• Data rows:
:::

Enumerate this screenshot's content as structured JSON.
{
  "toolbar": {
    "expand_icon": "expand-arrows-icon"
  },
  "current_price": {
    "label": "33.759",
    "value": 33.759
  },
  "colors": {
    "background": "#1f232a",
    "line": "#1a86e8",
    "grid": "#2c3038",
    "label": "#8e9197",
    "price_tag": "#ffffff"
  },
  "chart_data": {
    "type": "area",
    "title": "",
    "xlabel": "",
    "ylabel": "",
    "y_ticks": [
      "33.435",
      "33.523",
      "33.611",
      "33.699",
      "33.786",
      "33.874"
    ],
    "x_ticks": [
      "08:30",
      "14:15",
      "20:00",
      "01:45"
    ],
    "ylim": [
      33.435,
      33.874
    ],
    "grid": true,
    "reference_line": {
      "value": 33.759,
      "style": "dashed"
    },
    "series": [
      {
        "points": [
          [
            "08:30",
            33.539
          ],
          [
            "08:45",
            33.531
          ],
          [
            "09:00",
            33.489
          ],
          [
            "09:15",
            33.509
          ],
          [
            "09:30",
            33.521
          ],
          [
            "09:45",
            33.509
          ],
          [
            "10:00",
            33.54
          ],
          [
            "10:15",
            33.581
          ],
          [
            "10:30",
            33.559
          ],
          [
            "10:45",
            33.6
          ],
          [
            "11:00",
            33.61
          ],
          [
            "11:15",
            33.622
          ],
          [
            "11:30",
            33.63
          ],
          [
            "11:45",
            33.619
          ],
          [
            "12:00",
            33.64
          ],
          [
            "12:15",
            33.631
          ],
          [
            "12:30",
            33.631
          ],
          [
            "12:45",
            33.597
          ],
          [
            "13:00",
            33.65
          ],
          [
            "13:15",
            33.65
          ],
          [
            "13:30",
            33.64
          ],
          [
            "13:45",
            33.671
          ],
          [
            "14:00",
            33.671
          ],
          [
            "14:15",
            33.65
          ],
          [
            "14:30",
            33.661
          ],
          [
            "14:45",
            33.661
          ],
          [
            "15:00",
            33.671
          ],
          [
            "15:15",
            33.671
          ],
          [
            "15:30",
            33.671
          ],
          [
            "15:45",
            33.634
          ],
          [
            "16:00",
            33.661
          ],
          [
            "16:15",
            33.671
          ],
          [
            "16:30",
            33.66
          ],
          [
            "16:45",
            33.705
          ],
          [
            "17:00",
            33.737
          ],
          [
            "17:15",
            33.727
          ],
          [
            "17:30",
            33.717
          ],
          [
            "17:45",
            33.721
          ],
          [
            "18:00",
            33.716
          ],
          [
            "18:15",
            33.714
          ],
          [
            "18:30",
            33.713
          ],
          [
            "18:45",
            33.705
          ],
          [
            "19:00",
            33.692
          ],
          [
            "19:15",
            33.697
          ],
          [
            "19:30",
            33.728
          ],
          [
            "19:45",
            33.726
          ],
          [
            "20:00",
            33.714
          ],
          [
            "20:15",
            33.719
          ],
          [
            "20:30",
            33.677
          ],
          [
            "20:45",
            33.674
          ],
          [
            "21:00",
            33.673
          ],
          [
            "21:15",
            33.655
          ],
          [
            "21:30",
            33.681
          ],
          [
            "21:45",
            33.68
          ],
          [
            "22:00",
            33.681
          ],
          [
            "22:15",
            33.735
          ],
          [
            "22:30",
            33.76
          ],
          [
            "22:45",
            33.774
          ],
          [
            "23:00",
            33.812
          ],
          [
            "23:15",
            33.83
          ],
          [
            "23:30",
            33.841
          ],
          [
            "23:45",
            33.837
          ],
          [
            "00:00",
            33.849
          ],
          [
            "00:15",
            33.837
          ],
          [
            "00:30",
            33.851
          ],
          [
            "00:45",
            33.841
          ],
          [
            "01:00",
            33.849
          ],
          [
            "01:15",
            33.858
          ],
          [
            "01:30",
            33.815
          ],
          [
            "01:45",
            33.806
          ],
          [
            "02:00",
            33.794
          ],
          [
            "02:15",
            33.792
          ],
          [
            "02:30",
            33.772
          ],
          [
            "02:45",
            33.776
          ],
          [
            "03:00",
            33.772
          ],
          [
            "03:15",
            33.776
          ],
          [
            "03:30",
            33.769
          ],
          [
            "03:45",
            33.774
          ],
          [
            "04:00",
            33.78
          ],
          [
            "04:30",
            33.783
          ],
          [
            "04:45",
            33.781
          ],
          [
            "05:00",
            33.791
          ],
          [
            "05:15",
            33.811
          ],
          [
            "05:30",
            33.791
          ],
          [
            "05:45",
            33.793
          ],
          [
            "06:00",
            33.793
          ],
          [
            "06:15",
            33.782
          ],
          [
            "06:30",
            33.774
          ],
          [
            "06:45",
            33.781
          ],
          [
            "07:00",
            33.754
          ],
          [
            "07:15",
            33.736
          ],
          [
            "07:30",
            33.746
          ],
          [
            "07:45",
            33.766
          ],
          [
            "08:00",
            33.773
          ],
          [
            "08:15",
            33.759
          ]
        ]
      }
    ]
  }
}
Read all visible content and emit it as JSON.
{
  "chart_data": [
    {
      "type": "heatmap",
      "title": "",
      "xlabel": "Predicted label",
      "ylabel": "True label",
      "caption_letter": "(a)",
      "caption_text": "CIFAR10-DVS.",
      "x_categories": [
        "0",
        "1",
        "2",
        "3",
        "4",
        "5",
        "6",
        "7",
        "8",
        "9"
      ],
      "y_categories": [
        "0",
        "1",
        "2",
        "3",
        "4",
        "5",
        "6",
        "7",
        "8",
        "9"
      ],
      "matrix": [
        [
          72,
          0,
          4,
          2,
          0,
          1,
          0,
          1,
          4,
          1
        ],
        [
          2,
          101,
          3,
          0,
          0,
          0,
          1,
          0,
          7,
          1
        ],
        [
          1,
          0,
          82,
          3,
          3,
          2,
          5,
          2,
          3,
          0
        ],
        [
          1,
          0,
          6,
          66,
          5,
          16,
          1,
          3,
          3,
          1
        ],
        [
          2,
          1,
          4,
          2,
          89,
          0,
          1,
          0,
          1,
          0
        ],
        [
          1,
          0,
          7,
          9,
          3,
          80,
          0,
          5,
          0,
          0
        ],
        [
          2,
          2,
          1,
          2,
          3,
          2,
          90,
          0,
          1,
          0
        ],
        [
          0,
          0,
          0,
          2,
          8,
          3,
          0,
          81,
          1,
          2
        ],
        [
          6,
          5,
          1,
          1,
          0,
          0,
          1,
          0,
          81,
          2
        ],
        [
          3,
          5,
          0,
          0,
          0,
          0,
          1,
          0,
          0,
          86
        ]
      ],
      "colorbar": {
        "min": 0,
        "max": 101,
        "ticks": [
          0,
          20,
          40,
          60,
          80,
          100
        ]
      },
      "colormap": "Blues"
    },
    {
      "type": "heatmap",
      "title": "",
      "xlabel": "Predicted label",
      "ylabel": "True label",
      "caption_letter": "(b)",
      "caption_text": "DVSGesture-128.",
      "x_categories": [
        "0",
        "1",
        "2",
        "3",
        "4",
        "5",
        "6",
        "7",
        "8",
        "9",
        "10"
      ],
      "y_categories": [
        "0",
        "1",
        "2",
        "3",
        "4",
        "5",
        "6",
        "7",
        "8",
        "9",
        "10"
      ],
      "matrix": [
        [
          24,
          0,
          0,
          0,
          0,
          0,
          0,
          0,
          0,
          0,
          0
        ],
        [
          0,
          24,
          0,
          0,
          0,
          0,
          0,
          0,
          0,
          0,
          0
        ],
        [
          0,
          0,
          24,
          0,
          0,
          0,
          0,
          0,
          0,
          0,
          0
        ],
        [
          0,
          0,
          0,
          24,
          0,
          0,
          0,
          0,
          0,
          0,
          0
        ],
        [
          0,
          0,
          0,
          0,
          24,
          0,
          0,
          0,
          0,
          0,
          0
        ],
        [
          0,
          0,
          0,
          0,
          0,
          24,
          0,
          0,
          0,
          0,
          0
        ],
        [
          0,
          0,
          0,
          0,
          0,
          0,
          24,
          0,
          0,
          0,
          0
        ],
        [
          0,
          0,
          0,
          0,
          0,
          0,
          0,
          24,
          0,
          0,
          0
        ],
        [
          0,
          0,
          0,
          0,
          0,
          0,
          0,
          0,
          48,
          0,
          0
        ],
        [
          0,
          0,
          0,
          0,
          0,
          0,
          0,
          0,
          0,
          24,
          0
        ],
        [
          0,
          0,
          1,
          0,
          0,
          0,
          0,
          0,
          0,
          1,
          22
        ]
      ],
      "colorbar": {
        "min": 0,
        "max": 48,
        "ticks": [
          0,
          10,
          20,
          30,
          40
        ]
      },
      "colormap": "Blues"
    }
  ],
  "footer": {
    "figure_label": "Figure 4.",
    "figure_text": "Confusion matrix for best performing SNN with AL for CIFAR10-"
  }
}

:::

• Goal: Collect, from the material above, every line containing the word "JSON".

• Result for this task:
Enumerate this screenshot's content as structured JSON.
Read all visible content and emit it as JSON.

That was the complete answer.